WHAT THE TASK REQUIRES >>
Restate the data word for word and leave the images out.
##### LISTED RECORDS #####
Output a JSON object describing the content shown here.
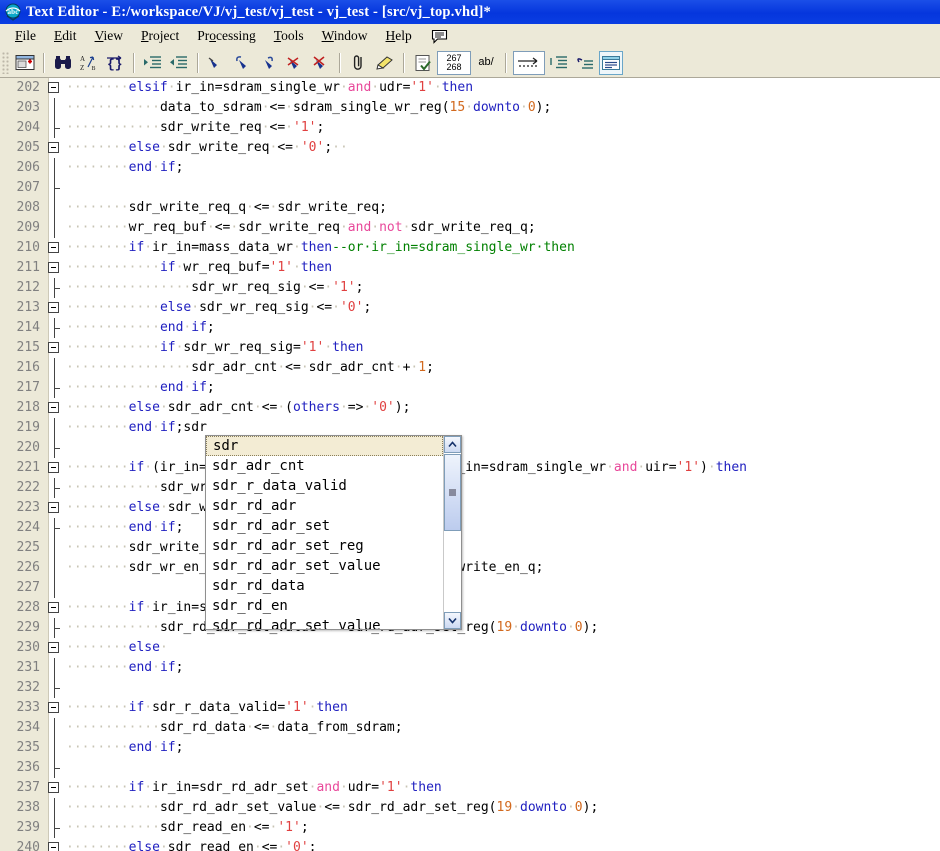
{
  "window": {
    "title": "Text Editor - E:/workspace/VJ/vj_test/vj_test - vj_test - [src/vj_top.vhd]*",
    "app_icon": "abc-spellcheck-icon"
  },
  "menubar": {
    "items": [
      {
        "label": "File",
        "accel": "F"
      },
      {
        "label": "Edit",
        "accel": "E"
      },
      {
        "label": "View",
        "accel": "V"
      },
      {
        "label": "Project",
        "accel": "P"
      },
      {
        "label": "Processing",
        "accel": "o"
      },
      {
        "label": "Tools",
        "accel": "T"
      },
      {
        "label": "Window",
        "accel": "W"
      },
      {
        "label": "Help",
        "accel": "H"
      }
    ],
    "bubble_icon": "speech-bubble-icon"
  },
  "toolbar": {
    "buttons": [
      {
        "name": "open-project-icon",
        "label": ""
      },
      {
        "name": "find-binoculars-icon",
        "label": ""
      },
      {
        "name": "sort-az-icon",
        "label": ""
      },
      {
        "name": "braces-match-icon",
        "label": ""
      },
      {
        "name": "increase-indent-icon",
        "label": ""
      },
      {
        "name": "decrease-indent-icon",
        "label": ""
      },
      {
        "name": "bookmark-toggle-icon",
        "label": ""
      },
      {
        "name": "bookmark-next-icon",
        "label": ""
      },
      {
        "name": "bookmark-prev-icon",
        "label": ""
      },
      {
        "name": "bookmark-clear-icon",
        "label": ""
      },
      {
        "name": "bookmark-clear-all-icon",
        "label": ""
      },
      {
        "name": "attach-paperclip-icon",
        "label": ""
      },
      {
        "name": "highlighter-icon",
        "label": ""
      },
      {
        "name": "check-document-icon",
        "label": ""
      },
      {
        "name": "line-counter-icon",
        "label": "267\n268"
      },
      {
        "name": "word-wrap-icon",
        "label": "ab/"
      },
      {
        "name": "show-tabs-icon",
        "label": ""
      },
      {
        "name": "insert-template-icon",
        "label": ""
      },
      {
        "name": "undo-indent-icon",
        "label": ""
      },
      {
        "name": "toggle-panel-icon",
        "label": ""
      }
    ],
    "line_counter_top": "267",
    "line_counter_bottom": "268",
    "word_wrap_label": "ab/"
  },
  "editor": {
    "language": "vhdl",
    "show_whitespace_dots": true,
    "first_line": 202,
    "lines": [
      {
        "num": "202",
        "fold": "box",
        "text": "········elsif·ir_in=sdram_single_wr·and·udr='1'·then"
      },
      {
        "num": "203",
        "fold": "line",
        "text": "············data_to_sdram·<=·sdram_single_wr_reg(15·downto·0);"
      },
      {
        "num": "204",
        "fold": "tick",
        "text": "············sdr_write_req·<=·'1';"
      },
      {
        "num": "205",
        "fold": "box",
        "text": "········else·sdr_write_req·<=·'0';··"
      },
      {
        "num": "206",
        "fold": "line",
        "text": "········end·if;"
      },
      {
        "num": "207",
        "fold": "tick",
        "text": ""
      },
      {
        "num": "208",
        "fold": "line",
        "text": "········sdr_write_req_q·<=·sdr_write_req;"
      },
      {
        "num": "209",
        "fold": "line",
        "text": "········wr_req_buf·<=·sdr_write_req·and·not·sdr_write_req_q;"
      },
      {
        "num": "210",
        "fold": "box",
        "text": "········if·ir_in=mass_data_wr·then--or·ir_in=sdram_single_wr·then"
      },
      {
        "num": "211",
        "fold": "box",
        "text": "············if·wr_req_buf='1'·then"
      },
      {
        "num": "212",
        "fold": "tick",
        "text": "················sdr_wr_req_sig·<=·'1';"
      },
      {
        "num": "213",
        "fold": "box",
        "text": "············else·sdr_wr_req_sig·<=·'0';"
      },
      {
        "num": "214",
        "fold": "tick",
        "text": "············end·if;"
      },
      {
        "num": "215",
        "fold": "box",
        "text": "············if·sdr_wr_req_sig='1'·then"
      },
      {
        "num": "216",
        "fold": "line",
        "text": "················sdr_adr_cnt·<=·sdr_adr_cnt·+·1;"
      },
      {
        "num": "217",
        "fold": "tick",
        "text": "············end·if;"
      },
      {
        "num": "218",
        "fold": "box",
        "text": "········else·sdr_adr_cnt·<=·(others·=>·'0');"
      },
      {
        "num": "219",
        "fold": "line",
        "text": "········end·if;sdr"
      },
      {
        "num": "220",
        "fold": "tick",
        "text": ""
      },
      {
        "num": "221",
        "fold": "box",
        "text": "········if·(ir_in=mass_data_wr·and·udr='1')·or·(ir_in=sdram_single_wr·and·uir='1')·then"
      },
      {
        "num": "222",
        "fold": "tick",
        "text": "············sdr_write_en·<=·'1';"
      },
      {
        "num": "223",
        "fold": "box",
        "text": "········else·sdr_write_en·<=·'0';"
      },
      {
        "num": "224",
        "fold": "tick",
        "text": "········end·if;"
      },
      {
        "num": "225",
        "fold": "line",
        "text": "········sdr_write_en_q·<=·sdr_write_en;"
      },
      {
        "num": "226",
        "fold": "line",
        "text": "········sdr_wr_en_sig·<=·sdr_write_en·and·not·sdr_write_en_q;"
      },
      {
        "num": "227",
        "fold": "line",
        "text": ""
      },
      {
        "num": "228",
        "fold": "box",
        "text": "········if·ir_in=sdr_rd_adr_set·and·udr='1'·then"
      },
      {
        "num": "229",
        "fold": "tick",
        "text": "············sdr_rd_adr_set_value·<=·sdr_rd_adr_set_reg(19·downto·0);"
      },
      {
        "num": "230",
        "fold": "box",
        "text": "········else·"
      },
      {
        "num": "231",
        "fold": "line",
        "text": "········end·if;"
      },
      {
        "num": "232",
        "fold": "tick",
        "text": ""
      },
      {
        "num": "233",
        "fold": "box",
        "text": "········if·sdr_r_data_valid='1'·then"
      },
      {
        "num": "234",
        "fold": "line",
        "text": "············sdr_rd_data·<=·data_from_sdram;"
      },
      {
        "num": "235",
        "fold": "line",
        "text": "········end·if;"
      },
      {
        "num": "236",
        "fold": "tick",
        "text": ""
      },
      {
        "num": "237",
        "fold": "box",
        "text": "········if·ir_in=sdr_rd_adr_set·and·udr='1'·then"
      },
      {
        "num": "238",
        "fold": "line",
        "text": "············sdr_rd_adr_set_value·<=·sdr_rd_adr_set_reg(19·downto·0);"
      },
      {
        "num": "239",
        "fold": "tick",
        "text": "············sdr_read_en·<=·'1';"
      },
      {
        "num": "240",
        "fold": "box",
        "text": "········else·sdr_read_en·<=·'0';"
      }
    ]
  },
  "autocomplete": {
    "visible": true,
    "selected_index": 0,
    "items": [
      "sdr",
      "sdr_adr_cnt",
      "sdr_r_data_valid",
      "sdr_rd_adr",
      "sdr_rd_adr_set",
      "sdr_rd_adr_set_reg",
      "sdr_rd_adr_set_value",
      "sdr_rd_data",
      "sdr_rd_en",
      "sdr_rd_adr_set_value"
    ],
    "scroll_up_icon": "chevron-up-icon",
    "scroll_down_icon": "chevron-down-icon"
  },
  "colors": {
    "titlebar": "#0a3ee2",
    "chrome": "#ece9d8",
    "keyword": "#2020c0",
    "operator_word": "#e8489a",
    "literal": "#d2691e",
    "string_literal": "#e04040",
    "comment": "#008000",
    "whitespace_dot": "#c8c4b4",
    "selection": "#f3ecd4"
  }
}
#####
ANSWER TO THIS TASK >>
Output a JSON object describing the content shown here.
{
  "window": {
    "title": "Text Editor - E:/workspace/VJ/vj_test/vj_test - vj_test - [src/vj_top.vhd]*",
    "app_icon": "abc-spellcheck-icon"
  },
  "menubar": {
    "items": [
      {
        "label": "File",
        "accel": "F"
      },
      {
        "label": "Edit",
        "accel": "E"
      },
      {
        "label": "View",
        "accel": "V"
      },
      {
        "label": "Project",
        "accel": "P"
      },
      {
        "label": "Processing",
        "accel": "o"
      },
      {
        "label": "Tools",
        "accel": "T"
      },
      {
        "label": "Window",
        "accel": "W"
      },
      {
        "label": "Help",
        "accel": "H"
      }
    ],
    "bubble_icon": "speech-bubble-icon"
  },
  "toolbar": {
    "buttons": [
      {
        "name": "open-project-icon",
        "label": ""
      },
      {
        "name": "find-binoculars-icon",
        "label": ""
      },
      {
        "name": "sort-az-icon",
        "label": ""
      },
      {
        "name": "braces-match-icon",
        "label": ""
      },
      {
        "name": "increase-indent-icon",
        "label": ""
      },
      {
        "name": "decrease-indent-icon",
        "label": ""
      },
      {
        "name": "bookmark-toggle-icon",
        "label": ""
      },
      {
        "name": "bookmark-next-icon",
        "label": ""
      },
      {
        "name": "bookmark-prev-icon",
        "label": ""
      },
      {
        "name": "bookmark-clear-icon",
        "label": ""
      },
      {
        "name": "bookmark-clear-all-icon",
        "label": ""
      },
      {
        "name": "attach-paperclip-icon",
        "label": ""
      },
      {
        "name": "highlighter-icon",
        "label": ""
      },
      {
        "name": "check-document-icon",
        "label": ""
      },
      {
        "name": "line-counter-icon",
        "label": "267\n268"
      },
      {
        "name": "word-wrap-icon",
        "label": "ab/"
      },
      {
        "name": "show-tabs-icon",
        "label": ""
      },
      {
        "name": "insert-template-icon",
        "label": ""
      },
      {
        "name": "undo-indent-icon",
        "label": ""
      },
      {
        "name": "toggle-panel-icon",
        "label": ""
      }
    ],
    "line_counter_top": "267",
    "line_counter_bottom": "268",
    "word_wrap_label": "ab/"
  },
  "editor": {
    "language": "vhdl",
    "show_whitespace_dots": true,
    "first_line": 202,
    "lines": [
      {
        "num": "202",
        "fold": "box",
        "text": "········elsif·ir_in=sdram_single_wr·and·udr='1'·then"
      },
      {
        "num": "203",
        "fold": "line",
        "text": "············data_to_sdram·<=·sdram_single_wr_reg(15·downto·0);"
      },
      {
        "num": "204",
        "fold": "tick",
        "text": "············sdr_write_req·<=·'1';"
      },
      {
        "num": "205",
        "fold": "box",
        "text": "········else·sdr_write_req·<=·'0';··"
      },
      {
        "num": "206",
        "fold": "line",
        "text": "········end·if;"
      },
      {
        "num": "207",
        "fold": "tick",
        "text": ""
      },
      {
        "num": "208",
        "fold": "line",
        "text": "········sdr_write_req_q·<=·sdr_write_req;"
      },
      {
        "num": "209",
        "fold": "line",
        "text": "········wr_req_buf·<=·sdr_write_req·and·not·sdr_write_req_q;"
      },
      {
        "num": "210",
        "fold": "box",
        "text": "········if·ir_in=mass_data_wr·then--or·ir_in=sdram_single_wr·then"
      },
      {
        "num": "211",
        "fold": "box",
        "text": "············if·wr_req_buf='1'·then"
      },
      {
        "num": "212",
        "fold": "tick",
        "text": "················sdr_wr_req_sig·<=·'1';"
      },
      {
        "num": "213",
        "fold": "box",
        "text": "············else·sdr_wr_req_sig·<=·'0';"
      },
      {
        "num": "214",
        "fold": "tick",
        "text": "············end·if;"
      },
      {
        "num": "215",
        "fold": "box",
        "text": "············if·sdr_wr_req_sig='1'·then"
      },
      {
        "num": "216",
        "fold": "line",
        "text": "················sdr_adr_cnt·<=·sdr_adr_cnt·+·1;"
      },
      {
        "num": "217",
        "fold": "tick",
        "text": "············end·if;"
      },
      {
        "num": "218",
        "fold": "box",
        "text": "········else·sdr_adr_cnt·<=·(others·=>·'0');"
      },
      {
        "num": "219",
        "fold": "line",
        "text": "········end·if;sdr"
      },
      {
        "num": "220",
        "fold": "tick",
        "text": ""
      },
      {
        "num": "221",
        "fold": "box",
        "text": "········if·(ir_in=mass_data_wr·and·udr='1')·or·(ir_in=sdram_single_wr·and·uir='1')·then"
      },
      {
        "num": "222",
        "fold": "tick",
        "text": "············sdr_write_en·<=·'1';"
      },
      {
        "num": "223",
        "fold": "box",
        "text": "········else·sdr_write_en·<=·'0';"
      },
      {
        "num": "224",
        "fold": "tick",
        "text": "········end·if;"
      },
      {
        "num": "225",
        "fold": "line",
        "text": "········sdr_write_en_q·<=·sdr_write_en;"
      },
      {
        "num": "226",
        "fold": "line",
        "text": "········sdr_wr_en_sig·<=·sdr_write_en·and·not·sdr_write_en_q;"
      },
      {
        "num": "227",
        "fold": "line",
        "text": ""
      },
      {
        "num": "228",
        "fold": "box",
        "text": "········if·ir_in=sdr_rd_adr_set·and·udr='1'·then"
      },
      {
        "num": "229",
        "fold": "tick",
        "text": "············sdr_rd_adr_set_value·<=·sdr_rd_adr_set_reg(19·downto·0);"
      },
      {
        "num": "230",
        "fold": "box",
        "text": "········else·"
      },
      {
        "num": "231",
        "fold": "line",
        "text": "········end·if;"
      },
      {
        "num": "232",
        "fold": "tick",
        "text": ""
      },
      {
        "num": "233",
        "fold": "box",
        "text": "········if·sdr_r_data_valid='1'·then"
      },
      {
        "num": "234",
        "fold": "line",
        "text": "············sdr_rd_data·<=·data_from_sdram;"
      },
      {
        "num": "235",
        "fold": "line",
        "text": "········end·if;"
      },
      {
        "num": "236",
        "fold": "tick",
        "text": ""
      },
      {
        "num": "237",
        "fold": "box",
        "text": "········if·ir_in=sdr_rd_adr_set·and·udr='1'·then"
      },
      {
        "num": "238",
        "fold": "line",
        "text": "············sdr_rd_adr_set_value·<=·sdr_rd_adr_set_reg(19·downto·0);"
      },
      {
        "num": "239",
        "fold": "tick",
        "text": "············sdr_read_en·<=·'1';"
      },
      {
        "num": "240",
        "fold": "box",
        "text": "········else·sdr_read_en·<=·'0';"
      }
    ]
  },
  "autocomplete": {
    "visible": true,
    "selected_index": 0,
    "items": [
      "sdr",
      "sdr_adr_cnt",
      "sdr_r_data_valid",
      "sdr_rd_adr",
      "sdr_rd_adr_set",
      "sdr_rd_adr_set_reg",
      "sdr_rd_adr_set_value",
      "sdr_rd_data",
      "sdr_rd_en",
      "sdr_rd_adr_set_value"
    ],
    "scroll_up_icon": "chevron-up-icon",
    "scroll_down_icon": "chevron-down-icon"
  },
  "colors": {
    "titlebar": "#0a3ee2",
    "chrome": "#ece9d8",
    "keyword": "#2020c0",
    "operator_word": "#e8489a",
    "literal": "#d2691e",
    "string_literal": "#e04040",
    "comment": "#008000",
    "whitespace_dot": "#c8c4b4",
    "selection": "#f3ecd4"
  }
}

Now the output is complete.